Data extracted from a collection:
═══

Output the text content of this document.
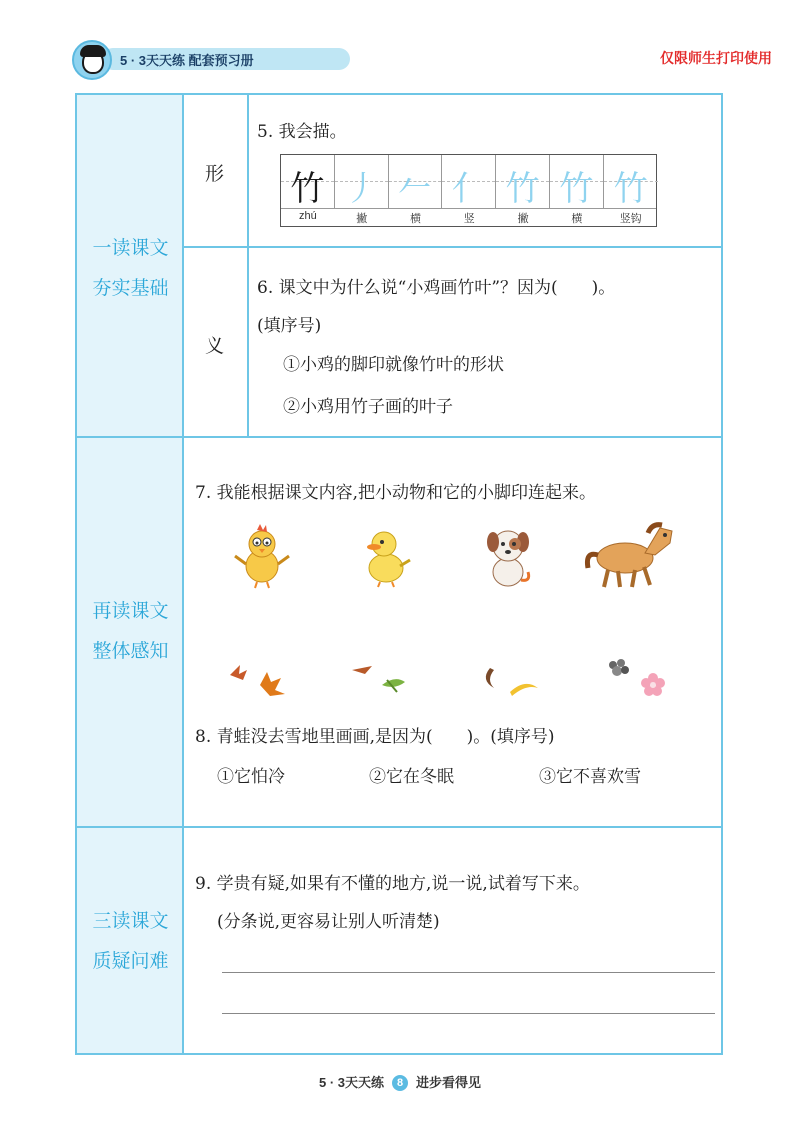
5 · 3天天练 配套预习册	仅限师生打印使用
一读课文
夯实基础
再读课文
整体感知
三读课文
质疑问难
形
义
5. 我会描。
竹 丿 𠂉 亻 竹 竹 竹
zhú	撇	横	竖	撇	横	竖钩
6. 课文中为什么说“小鸡画竹叶”？因为(　　)。
(填序号)
①小鸡的脚印就像竹叶的形状
②小鸡用竹子画的叶子
7. 我能根据课文内容,把小动物和它的小脚印连起来。
8. 青蛙没去雪地里画画,是因为(　　)。(填序号)
①它怕冷	②它在冬眠	③它不喜欢雪
9. 学贵有疑,如果有不懂的地方,说一说,试着写下来。
(分条说,更容易让别人听清楚)
5 · 3天天练 8 进步看得见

═══

■ TASK TO COMPLETE:
Quote the data above in full, leaving out the pictures it holds.

■ COMPLETE OUTPUT:
Output the text content of this document.
5 · 3天天练 配套预习册	仅限师生打印使用
一读课文
夯实基础
再读课文
整体感知
三读课文
质疑问难
形
义
5. 我会描。
竹 丿 𠂉 亻 竹 竹 竹
zhú	撇	横	竖	撇	横	竖钩
6. 课文中为什么说“小鸡画竹叶”？因为(　　)。
(填序号)
①小鸡的脚印就像竹叶的形状
②小鸡用竹子画的叶子
7. 我能根据课文内容,把小动物和它的小脚印连起来。
8. 青蛙没去雪地里画画,是因为(　　)。(填序号)
①它怕冷	②它在冬眠	③它不喜欢雪
9. 学贵有疑,如果有不懂的地方,说一说,试着写下来。
(分条说,更容易让别人听清楚)
5 · 3天天练 8 进步看得见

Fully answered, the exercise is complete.